Records shown =
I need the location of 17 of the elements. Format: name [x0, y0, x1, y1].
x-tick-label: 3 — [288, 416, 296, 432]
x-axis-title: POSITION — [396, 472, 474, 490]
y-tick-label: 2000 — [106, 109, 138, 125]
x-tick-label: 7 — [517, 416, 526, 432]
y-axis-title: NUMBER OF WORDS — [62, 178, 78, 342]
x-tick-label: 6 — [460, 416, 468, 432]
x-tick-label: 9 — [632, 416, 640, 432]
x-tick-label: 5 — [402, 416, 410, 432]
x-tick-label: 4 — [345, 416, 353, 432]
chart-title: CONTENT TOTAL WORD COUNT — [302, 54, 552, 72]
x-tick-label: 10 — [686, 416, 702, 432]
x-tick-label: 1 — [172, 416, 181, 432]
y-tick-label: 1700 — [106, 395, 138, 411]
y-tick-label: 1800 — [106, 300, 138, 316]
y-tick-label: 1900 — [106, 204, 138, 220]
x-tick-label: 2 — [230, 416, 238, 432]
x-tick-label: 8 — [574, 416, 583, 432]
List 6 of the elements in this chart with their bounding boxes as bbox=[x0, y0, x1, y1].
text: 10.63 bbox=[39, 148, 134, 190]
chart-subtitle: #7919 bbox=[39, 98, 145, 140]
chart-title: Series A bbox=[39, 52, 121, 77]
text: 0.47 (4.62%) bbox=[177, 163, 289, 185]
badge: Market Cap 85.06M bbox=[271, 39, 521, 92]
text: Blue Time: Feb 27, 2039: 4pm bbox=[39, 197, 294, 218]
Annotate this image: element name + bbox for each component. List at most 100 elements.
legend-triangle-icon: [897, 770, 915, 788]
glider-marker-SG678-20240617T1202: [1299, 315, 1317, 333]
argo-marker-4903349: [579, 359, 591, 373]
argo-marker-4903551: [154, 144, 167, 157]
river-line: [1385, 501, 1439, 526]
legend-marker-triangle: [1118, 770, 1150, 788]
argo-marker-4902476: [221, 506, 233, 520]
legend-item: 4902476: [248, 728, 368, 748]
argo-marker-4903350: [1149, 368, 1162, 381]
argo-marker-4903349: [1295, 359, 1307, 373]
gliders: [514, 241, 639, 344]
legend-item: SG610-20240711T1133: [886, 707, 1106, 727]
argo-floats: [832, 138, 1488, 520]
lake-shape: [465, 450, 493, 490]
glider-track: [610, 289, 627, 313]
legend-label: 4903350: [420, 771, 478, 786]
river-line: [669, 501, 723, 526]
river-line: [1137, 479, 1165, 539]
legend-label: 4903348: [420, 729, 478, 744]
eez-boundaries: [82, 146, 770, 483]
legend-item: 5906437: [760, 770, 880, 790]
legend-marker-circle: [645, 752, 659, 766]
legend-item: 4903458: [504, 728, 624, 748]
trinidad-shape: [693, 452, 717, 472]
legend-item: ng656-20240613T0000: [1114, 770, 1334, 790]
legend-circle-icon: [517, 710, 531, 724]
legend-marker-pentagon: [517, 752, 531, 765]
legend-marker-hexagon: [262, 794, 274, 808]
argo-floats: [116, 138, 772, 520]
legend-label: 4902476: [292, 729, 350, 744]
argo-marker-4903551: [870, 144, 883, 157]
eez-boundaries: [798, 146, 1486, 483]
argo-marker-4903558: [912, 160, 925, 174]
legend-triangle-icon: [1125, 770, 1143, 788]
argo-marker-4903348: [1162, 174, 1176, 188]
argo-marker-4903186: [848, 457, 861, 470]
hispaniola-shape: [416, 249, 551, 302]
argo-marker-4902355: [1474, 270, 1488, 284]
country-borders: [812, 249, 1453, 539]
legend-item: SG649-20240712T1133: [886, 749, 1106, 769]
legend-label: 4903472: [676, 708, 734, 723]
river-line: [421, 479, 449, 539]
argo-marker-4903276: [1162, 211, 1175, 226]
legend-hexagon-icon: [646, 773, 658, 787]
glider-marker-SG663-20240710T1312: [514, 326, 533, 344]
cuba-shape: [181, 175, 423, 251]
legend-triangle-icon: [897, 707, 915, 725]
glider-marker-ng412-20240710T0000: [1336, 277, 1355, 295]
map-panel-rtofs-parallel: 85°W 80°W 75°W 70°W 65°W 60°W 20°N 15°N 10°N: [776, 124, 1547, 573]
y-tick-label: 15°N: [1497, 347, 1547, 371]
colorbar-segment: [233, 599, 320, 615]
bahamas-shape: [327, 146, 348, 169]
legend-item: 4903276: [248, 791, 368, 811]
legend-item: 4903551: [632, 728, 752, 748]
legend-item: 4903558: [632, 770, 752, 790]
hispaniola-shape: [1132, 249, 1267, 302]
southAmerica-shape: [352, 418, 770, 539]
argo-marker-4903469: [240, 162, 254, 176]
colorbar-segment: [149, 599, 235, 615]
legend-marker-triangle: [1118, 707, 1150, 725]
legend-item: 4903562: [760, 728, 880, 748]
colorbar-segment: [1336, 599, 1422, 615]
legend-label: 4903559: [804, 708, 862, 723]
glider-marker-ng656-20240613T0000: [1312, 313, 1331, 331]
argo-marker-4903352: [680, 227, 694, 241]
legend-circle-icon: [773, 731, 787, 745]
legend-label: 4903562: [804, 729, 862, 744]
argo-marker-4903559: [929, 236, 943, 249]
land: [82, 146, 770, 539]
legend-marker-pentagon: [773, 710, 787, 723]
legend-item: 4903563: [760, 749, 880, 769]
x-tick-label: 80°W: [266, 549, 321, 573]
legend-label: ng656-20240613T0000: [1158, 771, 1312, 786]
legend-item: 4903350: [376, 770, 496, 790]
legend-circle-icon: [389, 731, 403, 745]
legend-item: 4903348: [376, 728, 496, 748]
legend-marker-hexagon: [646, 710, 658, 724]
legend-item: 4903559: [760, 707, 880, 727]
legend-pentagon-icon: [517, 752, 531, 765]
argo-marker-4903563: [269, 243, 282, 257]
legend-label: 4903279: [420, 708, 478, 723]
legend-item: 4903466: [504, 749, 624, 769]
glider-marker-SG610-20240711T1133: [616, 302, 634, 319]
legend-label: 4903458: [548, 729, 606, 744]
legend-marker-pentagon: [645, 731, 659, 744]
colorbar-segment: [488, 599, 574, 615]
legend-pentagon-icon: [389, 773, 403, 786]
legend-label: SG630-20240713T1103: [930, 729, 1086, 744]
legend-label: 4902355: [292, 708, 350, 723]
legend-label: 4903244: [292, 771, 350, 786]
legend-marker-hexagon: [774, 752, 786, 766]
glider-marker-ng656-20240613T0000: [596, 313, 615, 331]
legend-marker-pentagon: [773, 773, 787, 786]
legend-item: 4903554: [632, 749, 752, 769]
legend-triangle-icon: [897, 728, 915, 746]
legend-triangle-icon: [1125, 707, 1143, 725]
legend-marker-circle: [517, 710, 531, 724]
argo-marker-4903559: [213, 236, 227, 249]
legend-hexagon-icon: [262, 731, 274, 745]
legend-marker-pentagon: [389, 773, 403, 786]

Exercise prompt =
Retype the data character for character, starting at its first line and ending at the line that contains "river-line: [1385, 501, 1439, 526]", with both of those lines included.

Expected output =
I need the location of 17 of the elements. Format: name [x0, y0, x1, y1].
x-tick-label: 3 — [288, 416, 296, 432]
x-axis-title: POSITION — [396, 472, 474, 490]
y-tick-label: 2000 — [106, 109, 138, 125]
x-tick-label: 7 — [517, 416, 526, 432]
y-axis-title: NUMBER OF WORDS — [62, 178, 78, 342]
x-tick-label: 6 — [460, 416, 468, 432]
x-tick-label: 9 — [632, 416, 640, 432]
x-tick-label: 5 — [402, 416, 410, 432]
x-tick-label: 4 — [345, 416, 353, 432]
chart-title: CONTENT TOTAL WORD COUNT — [302, 54, 552, 72]
x-tick-label: 10 — [686, 416, 702, 432]
x-tick-label: 1 — [172, 416, 181, 432]
y-tick-label: 1700 — [106, 395, 138, 411]
y-tick-label: 1800 — [106, 300, 138, 316]
y-tick-label: 1900 — [106, 204, 138, 220]
x-tick-label: 2 — [230, 416, 238, 432]
x-tick-label: 8 — [574, 416, 583, 432]
List 6 of the elements in this chart with their bounding boxes as bbox=[x0, y0, x1, y1].
text: 10.63 bbox=[39, 148, 134, 190]
chart-subtitle: #7919 bbox=[39, 98, 145, 140]
chart-title: Series A bbox=[39, 52, 121, 77]
text: 0.47 (4.62%) bbox=[177, 163, 289, 185]
badge: Market Cap 85.06M bbox=[271, 39, 521, 92]
text: Blue Time: Feb 27, 2039: 4pm bbox=[39, 197, 294, 218]
Annotate this image: element name + bbox for each component. List at most 100 elements.
legend-triangle-icon: [897, 770, 915, 788]
glider-marker-SG678-20240617T1202: [1299, 315, 1317, 333]
argo-marker-4903349: [579, 359, 591, 373]
argo-marker-4903551: [154, 144, 167, 157]
river-line: [1385, 501, 1439, 526]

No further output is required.